> Extracted records:
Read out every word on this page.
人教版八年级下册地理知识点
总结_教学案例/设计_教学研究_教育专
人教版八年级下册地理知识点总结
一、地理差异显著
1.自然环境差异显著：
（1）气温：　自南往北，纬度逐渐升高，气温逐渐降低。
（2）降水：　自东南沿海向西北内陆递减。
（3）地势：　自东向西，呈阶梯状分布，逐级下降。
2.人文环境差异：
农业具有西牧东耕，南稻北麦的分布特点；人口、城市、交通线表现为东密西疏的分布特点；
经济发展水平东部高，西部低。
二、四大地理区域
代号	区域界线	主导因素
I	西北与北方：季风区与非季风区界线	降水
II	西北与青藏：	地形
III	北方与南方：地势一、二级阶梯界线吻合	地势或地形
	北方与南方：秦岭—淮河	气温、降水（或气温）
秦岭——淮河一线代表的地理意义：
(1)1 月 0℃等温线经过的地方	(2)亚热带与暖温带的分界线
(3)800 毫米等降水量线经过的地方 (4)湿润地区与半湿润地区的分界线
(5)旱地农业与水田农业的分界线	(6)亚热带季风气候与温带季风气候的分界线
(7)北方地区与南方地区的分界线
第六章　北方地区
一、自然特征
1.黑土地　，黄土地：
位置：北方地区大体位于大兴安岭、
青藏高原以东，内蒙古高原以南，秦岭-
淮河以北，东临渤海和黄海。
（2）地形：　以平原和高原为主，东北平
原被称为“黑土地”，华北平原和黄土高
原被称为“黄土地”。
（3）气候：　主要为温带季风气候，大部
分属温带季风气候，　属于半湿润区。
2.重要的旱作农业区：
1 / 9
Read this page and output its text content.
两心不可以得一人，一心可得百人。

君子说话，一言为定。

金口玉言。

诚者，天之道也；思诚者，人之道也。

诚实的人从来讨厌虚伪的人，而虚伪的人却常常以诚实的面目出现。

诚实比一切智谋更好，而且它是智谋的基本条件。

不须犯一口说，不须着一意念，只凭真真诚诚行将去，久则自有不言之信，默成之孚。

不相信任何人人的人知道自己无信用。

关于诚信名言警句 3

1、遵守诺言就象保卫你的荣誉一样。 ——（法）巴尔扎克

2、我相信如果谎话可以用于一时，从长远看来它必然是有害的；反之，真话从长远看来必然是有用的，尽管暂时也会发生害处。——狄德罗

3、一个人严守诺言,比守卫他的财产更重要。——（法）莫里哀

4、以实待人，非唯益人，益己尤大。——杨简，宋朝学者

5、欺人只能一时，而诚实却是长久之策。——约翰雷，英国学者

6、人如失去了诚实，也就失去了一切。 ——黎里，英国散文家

> What to work on: Scan the listing above. Collect all lines with the word "Read".

> Solution to the exercise:
Read out every word on this page.
Read this page and output its text content.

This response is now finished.